## What you have to do:
Continue the Moody's rating report on the Western Lake Superior Sanitary District's bonds, shown below ahead of the listing, starting from its last sentence.

## Text block:
==============================

Aa2 RATING APPLIES TO (MN) $53.3 MILLION OUTSTANDING GENERAL OBLIGATION DEBT

Water/Sewer
MN

Moody's Rating

ISSUE

RATING

Taxable General Obligation Refunding Bonds, Series 2011A

Aa2

  Sale Amount

$16,425,000

  Expected Sale Date

07/25/11

  Rating Description

General Obligation Unlimited Tax

 

General Obligation Refunding Bonds, Series 2011B

Aa2

  Sale Amount

$2,380,000

  Expected Sale Date

07/25/11

  Rating Description

General Obligation Unlimited Tax

 

Opinion

NEW YORK, Jul 22, 2011 -- Moody's Investors Service has assigned a Aa2 rating to Western Lake Superior Sanitary District's (MN) $16.4 million Taxable General Obligation Refunding Bonds, Series 2011A and $2.4 million General Obligation Refunding Bonds, Series 2011B (AMT). Concurrently, Moody's has affirmed the Aa2 rating on the district's outstanding general obligation debt, affecting $53.3 million post-sale.

SUMMARY RATING RATIONALE

The bonds are secured by the district's general obligation unlimited tax pledge, though debt service is expected to be repaid by net revenues of the system. Proceeds of the Series 2011A bonds will refund the district's outstanding general obligation notes Series 1998D, 1999B, and 2002C. The Series 2011 B will refund outstanding general obligation bonds Series 2002A. The refunding is expected to generate net present value savings. The Aa2 rating reflects the district's sizeable and relatively diverse service area in northeastern Minnesota; healthy operations with growing reserves; and moderate debt burden with rapid principal amortization.

STRENGTHS

-Solid financial operations, healthy liquidity

-Unlimited rate setting authority

CHALLENGES

-Declining valuations

DETAILED CREDIT DISCUSSION

SIZABLE AND DIVERSIFYING TAX BASE LOCATED IN NORTHEASTERN MINNESOTA

Located in northeastern Minnesota, Western Lake Superior Sanitary District (WLSSD) benefits from a large (513 square miles) and relatively diverse service area, which includes a sizeable $10.6 billion full valuation and a population of approximately 137,000. Growth in previous years reflect successful efforts by the City of Duluth (general obligation rated Aa2), and the counties of St. Louis (Aa2) and Carlton (Aa2) to diversify the area economy by attracting new manufacturing and industry. More recently, the district's taxbase had declined by 1.5% in 2009 and an additional 6.7% in 2010. Despite the decline in valuations, notably the district's service area continues to expand given the ample amount of developable land. The district continues to see a strong presence with the paper industry, with Sappi (senior unsecured debt rated Ba3/positive) as one of the district's second largest comprising 1.7% of assessed valuation. Officials report stable operations. Forestry, mining, and agriculture remain important components of the economy, although this has been somewhat offset with growing health care and retail sectors. St. Louis County wealth indices remain below state figures, with per capita and median family incomes at 81.8% and 82.9% of state levels, respectively.

==============================

## Supplied information:

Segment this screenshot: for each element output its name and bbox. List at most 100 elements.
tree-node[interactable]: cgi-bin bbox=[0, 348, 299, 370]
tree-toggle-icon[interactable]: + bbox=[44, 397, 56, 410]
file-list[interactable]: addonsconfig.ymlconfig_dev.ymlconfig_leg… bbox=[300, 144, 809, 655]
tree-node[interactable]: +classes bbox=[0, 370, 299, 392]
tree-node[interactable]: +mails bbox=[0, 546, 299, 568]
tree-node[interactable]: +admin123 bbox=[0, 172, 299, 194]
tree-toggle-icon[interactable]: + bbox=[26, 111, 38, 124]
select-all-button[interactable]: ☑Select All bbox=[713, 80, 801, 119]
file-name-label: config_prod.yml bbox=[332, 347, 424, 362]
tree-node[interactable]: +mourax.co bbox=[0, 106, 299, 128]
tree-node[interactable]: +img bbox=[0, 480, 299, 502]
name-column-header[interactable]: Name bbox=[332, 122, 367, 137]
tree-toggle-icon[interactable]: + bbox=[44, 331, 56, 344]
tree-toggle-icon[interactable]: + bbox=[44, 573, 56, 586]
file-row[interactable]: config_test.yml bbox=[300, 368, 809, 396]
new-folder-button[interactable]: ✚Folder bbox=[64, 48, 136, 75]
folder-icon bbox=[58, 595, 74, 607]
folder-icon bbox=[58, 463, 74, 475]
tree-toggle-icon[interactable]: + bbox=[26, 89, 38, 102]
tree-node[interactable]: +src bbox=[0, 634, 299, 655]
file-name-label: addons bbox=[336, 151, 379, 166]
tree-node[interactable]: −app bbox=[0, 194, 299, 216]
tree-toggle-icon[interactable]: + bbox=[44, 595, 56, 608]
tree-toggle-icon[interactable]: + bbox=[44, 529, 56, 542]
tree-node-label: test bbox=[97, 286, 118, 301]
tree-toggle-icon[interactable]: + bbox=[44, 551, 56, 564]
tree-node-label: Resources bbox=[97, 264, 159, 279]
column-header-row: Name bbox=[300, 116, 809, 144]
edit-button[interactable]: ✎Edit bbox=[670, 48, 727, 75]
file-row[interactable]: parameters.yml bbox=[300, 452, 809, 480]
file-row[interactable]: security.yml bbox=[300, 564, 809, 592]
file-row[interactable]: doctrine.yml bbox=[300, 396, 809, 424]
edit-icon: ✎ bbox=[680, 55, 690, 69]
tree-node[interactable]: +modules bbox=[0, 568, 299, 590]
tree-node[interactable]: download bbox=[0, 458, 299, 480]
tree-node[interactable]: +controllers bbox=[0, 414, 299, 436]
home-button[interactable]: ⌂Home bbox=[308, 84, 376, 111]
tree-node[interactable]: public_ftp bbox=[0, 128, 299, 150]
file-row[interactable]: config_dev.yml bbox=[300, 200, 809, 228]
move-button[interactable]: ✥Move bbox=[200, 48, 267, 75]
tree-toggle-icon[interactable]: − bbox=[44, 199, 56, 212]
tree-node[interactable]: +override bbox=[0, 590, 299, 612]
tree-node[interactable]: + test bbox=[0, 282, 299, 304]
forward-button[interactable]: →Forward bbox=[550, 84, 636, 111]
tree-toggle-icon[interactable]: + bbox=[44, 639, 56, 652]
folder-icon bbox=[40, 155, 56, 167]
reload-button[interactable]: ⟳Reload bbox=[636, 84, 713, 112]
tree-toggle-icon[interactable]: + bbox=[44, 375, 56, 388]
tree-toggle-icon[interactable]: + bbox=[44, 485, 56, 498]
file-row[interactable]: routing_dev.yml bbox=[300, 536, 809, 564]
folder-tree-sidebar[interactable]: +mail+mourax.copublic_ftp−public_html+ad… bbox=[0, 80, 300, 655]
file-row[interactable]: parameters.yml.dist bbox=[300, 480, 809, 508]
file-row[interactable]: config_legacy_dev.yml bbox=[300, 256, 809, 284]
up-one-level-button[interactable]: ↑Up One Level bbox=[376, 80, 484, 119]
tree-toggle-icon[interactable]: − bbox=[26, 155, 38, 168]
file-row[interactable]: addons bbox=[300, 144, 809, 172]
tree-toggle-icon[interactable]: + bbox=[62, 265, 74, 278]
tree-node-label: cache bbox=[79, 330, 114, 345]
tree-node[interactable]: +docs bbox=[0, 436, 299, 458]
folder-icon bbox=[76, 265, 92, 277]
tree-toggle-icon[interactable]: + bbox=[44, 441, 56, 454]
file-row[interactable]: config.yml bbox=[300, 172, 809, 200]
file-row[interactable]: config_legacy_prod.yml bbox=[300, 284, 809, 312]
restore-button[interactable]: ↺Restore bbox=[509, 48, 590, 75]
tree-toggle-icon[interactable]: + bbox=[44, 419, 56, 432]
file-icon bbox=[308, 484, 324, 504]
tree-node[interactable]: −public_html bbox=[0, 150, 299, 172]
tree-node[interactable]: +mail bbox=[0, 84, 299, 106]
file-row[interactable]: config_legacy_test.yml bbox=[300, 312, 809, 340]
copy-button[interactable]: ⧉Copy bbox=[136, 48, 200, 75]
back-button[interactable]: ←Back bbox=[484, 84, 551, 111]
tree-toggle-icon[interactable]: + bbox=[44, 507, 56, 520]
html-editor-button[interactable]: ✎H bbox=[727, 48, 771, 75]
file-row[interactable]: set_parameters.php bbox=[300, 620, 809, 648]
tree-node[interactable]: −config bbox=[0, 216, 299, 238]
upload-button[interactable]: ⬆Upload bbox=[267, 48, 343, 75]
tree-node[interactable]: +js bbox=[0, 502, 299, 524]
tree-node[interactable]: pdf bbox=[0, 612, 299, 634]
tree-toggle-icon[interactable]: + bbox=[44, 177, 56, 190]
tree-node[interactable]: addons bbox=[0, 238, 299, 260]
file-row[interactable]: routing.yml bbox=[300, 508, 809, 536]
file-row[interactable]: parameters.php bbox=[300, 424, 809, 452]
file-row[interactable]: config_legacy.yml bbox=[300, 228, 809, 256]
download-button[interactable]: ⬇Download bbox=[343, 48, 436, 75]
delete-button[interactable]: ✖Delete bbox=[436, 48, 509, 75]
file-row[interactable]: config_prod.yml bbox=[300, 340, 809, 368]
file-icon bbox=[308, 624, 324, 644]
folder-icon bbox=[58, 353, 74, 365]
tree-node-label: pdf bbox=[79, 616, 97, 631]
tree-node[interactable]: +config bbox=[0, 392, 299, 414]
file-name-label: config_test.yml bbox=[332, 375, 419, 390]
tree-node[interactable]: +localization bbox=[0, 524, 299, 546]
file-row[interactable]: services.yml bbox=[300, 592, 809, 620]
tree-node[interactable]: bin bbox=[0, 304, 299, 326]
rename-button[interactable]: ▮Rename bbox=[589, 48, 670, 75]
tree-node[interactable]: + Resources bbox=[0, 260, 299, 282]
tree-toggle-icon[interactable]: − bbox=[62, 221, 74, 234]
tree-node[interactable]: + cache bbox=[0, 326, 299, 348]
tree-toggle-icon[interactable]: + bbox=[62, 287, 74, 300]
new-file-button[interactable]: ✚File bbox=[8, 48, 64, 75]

==============================

## Answer:
STABLE FINANCIAL OPERATIONS WITH INCREASING RESERVE LEVELS

Moody's believes the district's financial operations will remain sound given its history of conservative fiscal management, expectations of continued commercial and residential expansion leading to increases in system customers, connection, and service fees, and the diversity of the district's revenue sources. The district liquidity has been increasing, with net working capital growing from $9.6 million at the close fiscal 2005 to $14.4 million, or a healthy 64.6% of operating and maintenance (O&M) expenditures at the close of fiscal 2010. The district maintains a formal policy of 12 months in reserves in its Debt Service Fund, and a minimum of 15% in unrestricted reserves of budgeted operating expenditures, and has unlimited statutory authority to raise rates to maintain reserves at these conservative levels. Officials expect to increase rates on an annual basis, although coverage is expected to stay within above policy guidelines between 1.5x and 1.7x of maximum annual debt service. Historical coverage levels have remained in this range, with a coverage of 1.62x in fiscal 2010.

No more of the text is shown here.